WHAT TO PRODUCE – List all lines in the material below that contain "青岛日报".

RECORDS SUPPLIED –
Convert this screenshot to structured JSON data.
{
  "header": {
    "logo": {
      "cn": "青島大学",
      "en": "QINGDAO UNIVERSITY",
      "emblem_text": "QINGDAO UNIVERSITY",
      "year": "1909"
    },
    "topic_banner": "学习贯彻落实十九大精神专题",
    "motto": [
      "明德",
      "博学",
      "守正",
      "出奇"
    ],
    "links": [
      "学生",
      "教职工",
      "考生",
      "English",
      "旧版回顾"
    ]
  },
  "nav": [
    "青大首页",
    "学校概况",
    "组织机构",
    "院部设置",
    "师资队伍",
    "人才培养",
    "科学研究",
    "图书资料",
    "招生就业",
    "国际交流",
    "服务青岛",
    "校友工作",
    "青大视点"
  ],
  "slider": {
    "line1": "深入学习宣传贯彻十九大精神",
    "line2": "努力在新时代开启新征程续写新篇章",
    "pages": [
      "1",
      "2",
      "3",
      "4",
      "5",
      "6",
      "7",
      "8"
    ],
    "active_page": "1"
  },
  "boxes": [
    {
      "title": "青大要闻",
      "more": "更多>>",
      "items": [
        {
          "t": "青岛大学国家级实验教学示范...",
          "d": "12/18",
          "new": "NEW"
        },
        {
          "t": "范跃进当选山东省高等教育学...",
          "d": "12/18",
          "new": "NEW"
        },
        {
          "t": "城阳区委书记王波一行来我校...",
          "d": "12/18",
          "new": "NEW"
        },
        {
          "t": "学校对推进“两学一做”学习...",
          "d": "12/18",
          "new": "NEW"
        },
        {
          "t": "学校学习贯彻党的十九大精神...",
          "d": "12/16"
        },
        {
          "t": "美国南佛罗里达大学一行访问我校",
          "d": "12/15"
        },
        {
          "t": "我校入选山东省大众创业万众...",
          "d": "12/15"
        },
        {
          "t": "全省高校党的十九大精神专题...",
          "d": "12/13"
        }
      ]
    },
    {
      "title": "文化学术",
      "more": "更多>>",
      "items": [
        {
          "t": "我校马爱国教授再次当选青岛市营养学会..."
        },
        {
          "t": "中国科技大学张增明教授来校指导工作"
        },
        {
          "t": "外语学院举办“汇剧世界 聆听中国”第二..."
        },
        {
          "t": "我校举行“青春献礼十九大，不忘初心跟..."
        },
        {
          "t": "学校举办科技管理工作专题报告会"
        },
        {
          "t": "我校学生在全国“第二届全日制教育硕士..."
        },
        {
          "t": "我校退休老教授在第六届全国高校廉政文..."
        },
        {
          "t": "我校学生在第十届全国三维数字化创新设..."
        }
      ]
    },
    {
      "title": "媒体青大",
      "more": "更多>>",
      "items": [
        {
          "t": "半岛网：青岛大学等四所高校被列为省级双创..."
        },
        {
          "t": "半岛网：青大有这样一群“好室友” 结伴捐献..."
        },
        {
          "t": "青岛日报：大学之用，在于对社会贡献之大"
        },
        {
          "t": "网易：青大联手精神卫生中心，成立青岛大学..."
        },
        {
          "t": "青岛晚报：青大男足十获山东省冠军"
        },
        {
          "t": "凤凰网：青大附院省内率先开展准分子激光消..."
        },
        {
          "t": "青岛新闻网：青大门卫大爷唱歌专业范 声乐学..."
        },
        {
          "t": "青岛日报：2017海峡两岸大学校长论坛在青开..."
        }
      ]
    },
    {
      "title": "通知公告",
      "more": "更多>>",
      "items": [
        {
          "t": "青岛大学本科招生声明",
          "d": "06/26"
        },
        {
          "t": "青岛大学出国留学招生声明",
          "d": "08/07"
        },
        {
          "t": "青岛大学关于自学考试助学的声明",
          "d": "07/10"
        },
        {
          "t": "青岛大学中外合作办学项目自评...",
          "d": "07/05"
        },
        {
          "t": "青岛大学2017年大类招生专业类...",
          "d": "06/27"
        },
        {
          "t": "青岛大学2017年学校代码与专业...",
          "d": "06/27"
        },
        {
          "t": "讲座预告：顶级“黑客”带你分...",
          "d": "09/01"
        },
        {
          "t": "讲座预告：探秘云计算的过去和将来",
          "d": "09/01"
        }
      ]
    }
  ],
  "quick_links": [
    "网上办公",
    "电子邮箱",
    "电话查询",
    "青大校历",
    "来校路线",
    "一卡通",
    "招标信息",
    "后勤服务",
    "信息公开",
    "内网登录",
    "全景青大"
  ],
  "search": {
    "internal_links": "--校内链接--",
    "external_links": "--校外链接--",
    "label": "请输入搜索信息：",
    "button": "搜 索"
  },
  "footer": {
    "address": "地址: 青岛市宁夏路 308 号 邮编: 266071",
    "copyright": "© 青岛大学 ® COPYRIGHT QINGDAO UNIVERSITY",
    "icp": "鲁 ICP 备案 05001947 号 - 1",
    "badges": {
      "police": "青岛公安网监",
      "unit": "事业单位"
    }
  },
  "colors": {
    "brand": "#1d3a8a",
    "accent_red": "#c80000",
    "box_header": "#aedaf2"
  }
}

ANSWER TO THIS EXERCISE –
          "t": "青岛日报：大学之用，在于对社会贡献之大"
          "t": "青岛日报：2017海峡两岸大学校长论坛在青开..."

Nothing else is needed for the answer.